■ READING TEXT:
+ + + + + + +
Initiating transaction commit   
Committing JDBC transaction on Connection [jdbc:mysql://localhost:3306/sampledb, UserName=root@localhost, MySQL-AB JDBC Driver]   
after userService.logon method...  

 

    From the above output log, it is clear that Spring started a new transaction for the UserService#logon() method, while UserServive#updateLastLogonTime() and UserService#logon() are in the same class, no observed Transaction propagation behavior occurs with blocks of code that appear to be "directly merged" into UserService#logon().
+ + + + + + +
■ DATA EXCERPTS:
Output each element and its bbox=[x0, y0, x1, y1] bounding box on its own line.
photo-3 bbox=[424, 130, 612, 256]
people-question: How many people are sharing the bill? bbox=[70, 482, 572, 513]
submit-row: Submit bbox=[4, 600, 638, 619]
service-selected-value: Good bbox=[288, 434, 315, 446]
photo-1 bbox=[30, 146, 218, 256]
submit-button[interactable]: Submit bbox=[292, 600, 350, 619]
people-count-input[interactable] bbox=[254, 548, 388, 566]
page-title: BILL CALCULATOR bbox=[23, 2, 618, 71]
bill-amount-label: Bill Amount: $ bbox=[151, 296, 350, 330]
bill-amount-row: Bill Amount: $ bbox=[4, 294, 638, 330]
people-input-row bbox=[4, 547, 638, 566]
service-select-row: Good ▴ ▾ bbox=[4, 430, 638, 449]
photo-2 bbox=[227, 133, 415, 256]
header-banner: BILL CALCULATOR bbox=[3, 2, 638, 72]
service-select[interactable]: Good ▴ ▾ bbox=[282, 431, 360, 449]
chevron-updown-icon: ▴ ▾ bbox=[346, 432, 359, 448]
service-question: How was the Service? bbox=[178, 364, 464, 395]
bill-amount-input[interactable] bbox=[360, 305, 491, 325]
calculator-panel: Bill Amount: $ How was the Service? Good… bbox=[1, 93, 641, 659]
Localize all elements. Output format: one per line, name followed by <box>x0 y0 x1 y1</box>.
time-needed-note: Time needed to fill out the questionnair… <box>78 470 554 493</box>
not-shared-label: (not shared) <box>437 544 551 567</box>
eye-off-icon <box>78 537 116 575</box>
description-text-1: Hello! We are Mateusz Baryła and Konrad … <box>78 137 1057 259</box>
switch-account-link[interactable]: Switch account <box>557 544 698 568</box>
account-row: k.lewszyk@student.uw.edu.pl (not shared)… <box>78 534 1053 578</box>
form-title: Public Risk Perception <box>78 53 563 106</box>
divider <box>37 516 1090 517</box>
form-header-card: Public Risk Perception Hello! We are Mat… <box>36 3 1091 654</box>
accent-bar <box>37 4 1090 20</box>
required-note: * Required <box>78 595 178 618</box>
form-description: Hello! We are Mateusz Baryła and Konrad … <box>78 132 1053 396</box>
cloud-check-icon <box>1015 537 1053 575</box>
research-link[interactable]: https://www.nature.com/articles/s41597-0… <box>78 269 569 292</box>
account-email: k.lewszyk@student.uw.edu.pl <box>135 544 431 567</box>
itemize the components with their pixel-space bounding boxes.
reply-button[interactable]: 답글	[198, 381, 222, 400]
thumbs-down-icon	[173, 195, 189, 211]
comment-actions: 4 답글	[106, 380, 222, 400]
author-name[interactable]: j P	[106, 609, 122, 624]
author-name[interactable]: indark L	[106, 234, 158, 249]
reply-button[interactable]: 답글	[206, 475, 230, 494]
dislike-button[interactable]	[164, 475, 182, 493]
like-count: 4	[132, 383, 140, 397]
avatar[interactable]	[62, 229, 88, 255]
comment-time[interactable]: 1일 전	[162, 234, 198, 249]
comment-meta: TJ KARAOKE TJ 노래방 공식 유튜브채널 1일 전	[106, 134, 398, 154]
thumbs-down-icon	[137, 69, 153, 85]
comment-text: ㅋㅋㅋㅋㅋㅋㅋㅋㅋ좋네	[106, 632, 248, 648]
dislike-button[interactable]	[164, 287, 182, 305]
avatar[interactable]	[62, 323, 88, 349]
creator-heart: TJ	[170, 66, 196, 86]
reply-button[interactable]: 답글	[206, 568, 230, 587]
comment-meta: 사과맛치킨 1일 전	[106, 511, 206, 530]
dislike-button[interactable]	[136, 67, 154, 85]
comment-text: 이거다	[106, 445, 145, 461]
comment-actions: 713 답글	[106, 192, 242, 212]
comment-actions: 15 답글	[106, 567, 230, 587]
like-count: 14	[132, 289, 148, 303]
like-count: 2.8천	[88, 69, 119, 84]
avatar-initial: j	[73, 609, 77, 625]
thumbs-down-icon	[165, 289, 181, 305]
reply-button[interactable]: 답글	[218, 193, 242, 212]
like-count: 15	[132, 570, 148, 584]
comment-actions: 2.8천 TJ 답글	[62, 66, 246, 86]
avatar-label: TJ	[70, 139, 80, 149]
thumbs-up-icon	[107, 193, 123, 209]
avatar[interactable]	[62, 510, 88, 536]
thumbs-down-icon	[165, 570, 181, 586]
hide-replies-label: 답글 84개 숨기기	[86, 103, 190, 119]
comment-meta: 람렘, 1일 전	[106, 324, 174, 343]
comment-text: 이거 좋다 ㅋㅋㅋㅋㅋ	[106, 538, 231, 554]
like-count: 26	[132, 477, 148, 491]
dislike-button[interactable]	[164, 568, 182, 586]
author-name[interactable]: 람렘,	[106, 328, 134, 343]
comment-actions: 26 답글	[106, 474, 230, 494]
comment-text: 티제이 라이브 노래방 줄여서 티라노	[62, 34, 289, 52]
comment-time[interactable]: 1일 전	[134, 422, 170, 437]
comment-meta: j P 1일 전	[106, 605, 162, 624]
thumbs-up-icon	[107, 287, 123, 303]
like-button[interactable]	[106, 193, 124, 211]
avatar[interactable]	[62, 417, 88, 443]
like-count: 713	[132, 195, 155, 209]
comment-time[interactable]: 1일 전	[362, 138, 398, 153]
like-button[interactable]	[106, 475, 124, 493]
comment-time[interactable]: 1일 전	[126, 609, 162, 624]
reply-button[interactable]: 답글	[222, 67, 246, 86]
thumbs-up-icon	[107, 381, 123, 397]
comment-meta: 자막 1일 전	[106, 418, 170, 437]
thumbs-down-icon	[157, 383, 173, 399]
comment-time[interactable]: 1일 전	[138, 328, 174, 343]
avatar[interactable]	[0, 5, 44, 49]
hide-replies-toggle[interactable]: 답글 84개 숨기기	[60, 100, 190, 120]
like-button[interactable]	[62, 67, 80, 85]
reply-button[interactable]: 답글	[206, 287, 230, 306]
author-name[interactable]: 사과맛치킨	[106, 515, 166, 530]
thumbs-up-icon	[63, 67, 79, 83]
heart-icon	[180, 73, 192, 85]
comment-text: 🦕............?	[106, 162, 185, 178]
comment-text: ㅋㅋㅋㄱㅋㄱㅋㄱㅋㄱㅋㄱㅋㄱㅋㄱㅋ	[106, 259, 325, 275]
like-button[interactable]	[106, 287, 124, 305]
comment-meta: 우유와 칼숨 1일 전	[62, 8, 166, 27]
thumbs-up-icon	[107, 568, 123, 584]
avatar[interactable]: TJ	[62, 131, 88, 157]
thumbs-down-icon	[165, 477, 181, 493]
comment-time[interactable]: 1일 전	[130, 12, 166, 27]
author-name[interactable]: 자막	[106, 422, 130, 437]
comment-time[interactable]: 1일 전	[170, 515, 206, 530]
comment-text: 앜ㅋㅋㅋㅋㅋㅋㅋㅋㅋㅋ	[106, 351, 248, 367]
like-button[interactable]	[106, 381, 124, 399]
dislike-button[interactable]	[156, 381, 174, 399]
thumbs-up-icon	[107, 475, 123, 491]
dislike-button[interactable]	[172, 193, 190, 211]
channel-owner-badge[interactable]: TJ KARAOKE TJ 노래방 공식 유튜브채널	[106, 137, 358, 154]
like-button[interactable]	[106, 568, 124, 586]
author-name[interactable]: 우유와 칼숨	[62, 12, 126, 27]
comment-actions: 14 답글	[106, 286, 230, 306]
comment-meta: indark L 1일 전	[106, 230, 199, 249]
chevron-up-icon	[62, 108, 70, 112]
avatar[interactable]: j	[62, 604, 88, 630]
+ + + + + + +
■ ACTIVITIES:
A) Repeat word for word the part of the Spring transaction text that opens with the words containing "Initiating transaction commit" and closes with "after userService.logon method...".
B) Answer these questions from the Spring transaction text:
(i) What database URL appears for the connection on which the JDBC transaction is committed?
(ii) Which JDBC driver is named for that connection?
(iii) For which method did Spring start a new transaction?
C) Resume the Spring transaction text from where it stops.
The data have no role in any of this.

■ RESULTS:
A)
Initiating transaction commit   
Committing JDBC transaction on Connection [jdbc:mysql://localhost:3306/sampledb, UserName=root@localhost, MySQL-AB JDBC Driver]   
after userService.logon method...

B)
(i) jdbc:mysql://localhost:3306/sampledb
(ii) MySQL-AB JDBC Driver
(iii) UserService#logon()

C)
    However, when the ScoreService#addScore() method is executed, we observe a transaction propagation behavior: "Participating in existing transaction", which means that ScoreService#addScore() is added to the transaction context of UserService#logon(), and the two both share the same transaction. So the end result is that UserService's logon(), updateLastLogonTime(), and ScoreService's addScore all work in the same transaction.